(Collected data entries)
'''

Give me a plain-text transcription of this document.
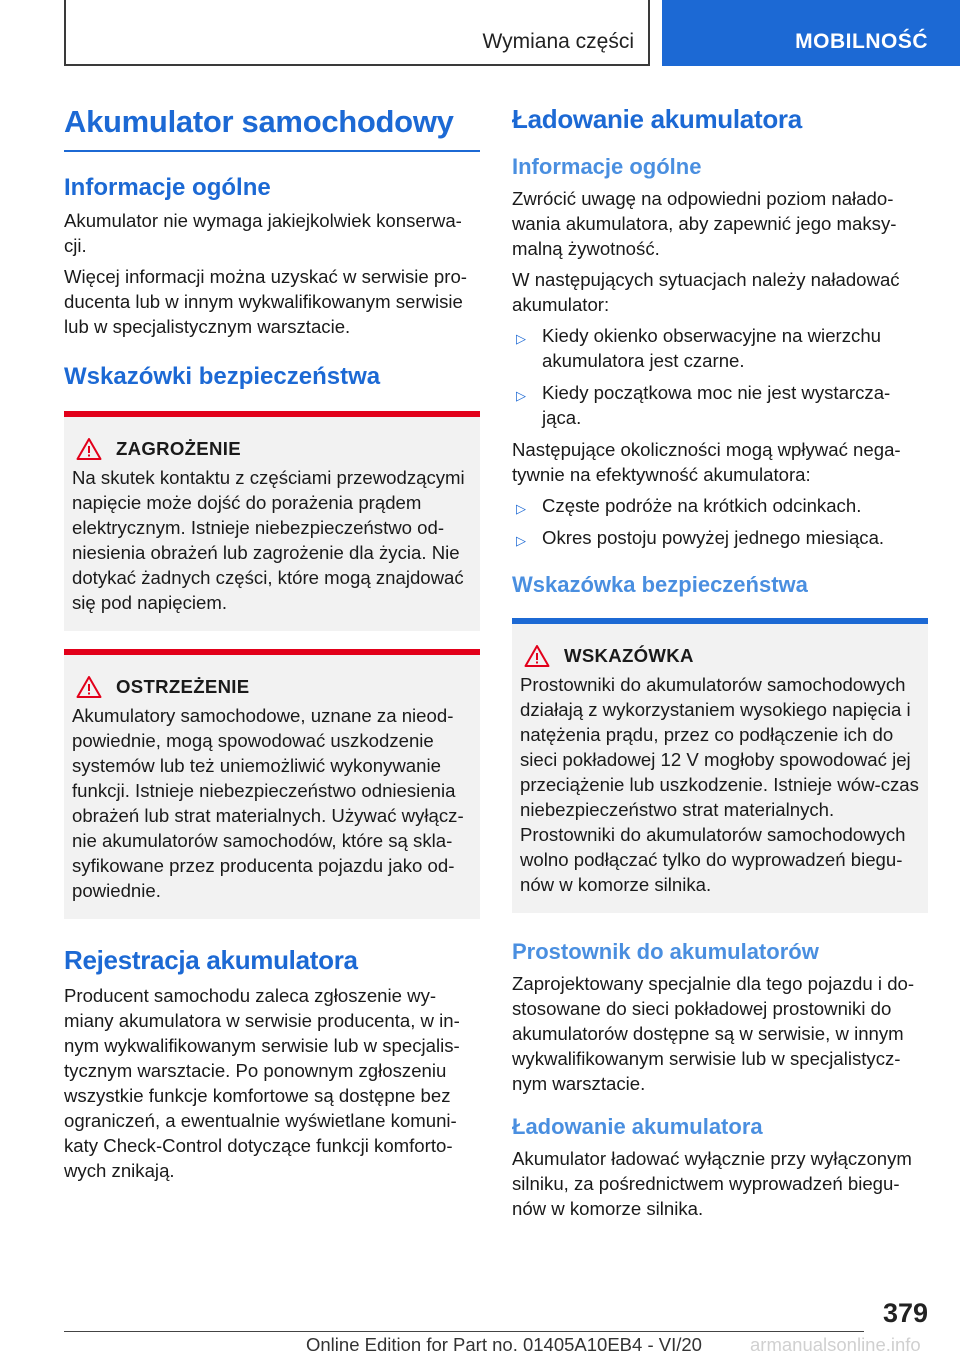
Wymiana części	MOBILNOŚĆ
Akumulator samochodowy
Informacje ogólne

Akumulator nie wymaga jakiejkolwiek konserwa-cji.

Więcej informacji można uzyskać w serwisie pro-ducenta lub w innym wykwalifikowanym serwisie lub w specjalistycznym warsztacie.

Wskazówki bezpieczeństwa
ZAGROŻENIE

Na skutek kontaktu z częściami przewodzącymi napięcie może dojść do porażenia prądem elektrycznym. Istnieje niebezpieczeństwo od-niesienia obrażeń lub zagrożenie dla życia. Nie dotykać żadnych części, które mogą znajdować się pod napięciem.

OSTRZEŻENIE

Akumulatory samochodowe, uznane za nieod-powiednie, mogą spowodować uszkodzenie systemów lub też uniemożliwić wykonywanie funkcji. Istnieje niebezpieczeństwo odniesienia obrażeń lub strat materialnych. Używać wyłącz-nie akumulatorów samochodów, które są skla-syfikowane przez producenta pojazdu jako od-powiednie.

Rejestracja akumulatora

Producent samochodu zaleca zgłoszenie wy-miany akumulatora w serwisie producenta, w in-nym wykwalifikowanym serwisie lub w specjalis-tycznym warsztacie. Po ponownym zgłoszeniu wszystkie funkcje komfortowe są dostępne bez ograniczeń, a ewentualnie wyświetlane komuni-katy Check-Control dotyczące funkcji komforto-wych znikają.

Ładowanie akumulatora
Informacje ogólne

Zwrócić uwagę na odpowiedni poziom nałado-wania akumulatora, aby zapewnić jego maksy-malną żywotność.

W następujących sytuacjach należy naładować akumulator:

▷ Kiedy okienko obserwacyjne na wierzchu akumulatora jest czarne.
▷ Kiedy początkowa moc nie jest wystarcza-jąca.

Następujące okoliczności mogą wpływać nega-tywnie na efektywność akumulatora:

▷ Częste podróże na krótkich odcinkach.
▷ Okres postoju powyżej jednego miesiąca.
Wskazówka bezpieczeństwa
WSKAZÓWKA

Prostowniki do akumulatorów samochodowych działają z wykorzystaniem wysokiego napięcia i natężenia prądu, przez co podłączenie ich do sieci pokładowej 12 V mogłoby spowodować jej przeciążenie lub uszkodzenie. Istnieje wów-czas niebezpieczeństwo strat materialnych. Prostowniki do akumulatorów samochodowych wolno podłączać tylko do wyprowadzeń biegu-nów w komorze silnika.

Prostownik do akumulatorów

Zaprojektowany specjalnie dla tego pojazdu i do-stosowane do sieci pokładowej prostowniki do akumulatorów dostępne są w serwisie, w innym wykwalifikowanym serwisie lub w specjalistycz-nym warsztacie.

Ładowanie akumulatora

Akumulator ładować wyłącznie przy wyłączonym silniku, za pośrednictwem wyprowadzeń biegu-nów w komorze silnika.

379
Online Edition for Part no. 01405A10EB4 - VI/20	armanualsonline.info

'''

_Written exercise_
Give only the number of lines that include the word "sieci".

_Right answer_
2